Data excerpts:
++++++++++

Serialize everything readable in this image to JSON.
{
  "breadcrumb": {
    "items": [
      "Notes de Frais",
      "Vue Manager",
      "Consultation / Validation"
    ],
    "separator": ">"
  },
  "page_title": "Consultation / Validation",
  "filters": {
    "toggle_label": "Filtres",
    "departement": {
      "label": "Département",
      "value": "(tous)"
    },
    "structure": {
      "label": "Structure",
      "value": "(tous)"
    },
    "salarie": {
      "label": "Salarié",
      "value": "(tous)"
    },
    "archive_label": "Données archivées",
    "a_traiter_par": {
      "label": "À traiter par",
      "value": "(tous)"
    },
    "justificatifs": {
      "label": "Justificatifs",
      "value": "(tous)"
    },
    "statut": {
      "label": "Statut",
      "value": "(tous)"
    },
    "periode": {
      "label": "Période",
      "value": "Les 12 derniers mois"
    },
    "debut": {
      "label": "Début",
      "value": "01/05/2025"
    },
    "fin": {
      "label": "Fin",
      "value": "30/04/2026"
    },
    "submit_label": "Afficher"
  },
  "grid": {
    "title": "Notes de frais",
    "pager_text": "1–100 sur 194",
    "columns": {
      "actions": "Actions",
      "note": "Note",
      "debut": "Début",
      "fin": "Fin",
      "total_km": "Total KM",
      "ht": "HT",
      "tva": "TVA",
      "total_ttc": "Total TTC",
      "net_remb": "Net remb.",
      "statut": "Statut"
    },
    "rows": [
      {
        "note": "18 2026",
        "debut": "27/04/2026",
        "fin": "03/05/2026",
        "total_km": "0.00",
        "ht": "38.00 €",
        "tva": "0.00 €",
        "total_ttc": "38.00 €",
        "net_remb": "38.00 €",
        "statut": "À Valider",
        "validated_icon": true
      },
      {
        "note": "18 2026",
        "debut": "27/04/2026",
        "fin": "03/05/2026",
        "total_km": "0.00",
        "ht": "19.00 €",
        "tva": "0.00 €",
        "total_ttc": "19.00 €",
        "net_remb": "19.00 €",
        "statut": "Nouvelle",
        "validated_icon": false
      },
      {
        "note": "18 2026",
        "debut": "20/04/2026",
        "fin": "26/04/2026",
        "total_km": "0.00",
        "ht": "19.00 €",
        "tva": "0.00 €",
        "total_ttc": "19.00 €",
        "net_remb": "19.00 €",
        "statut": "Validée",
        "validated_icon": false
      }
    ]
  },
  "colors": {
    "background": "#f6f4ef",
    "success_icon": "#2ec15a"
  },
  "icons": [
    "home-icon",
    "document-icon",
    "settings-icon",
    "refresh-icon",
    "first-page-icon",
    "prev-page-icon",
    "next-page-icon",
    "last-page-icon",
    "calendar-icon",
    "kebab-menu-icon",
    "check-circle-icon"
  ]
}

++++++++++

What you have to do: What is the number of lines in these records that contain "Consultation"? Reply with the number only.

Solution to the exercise: 2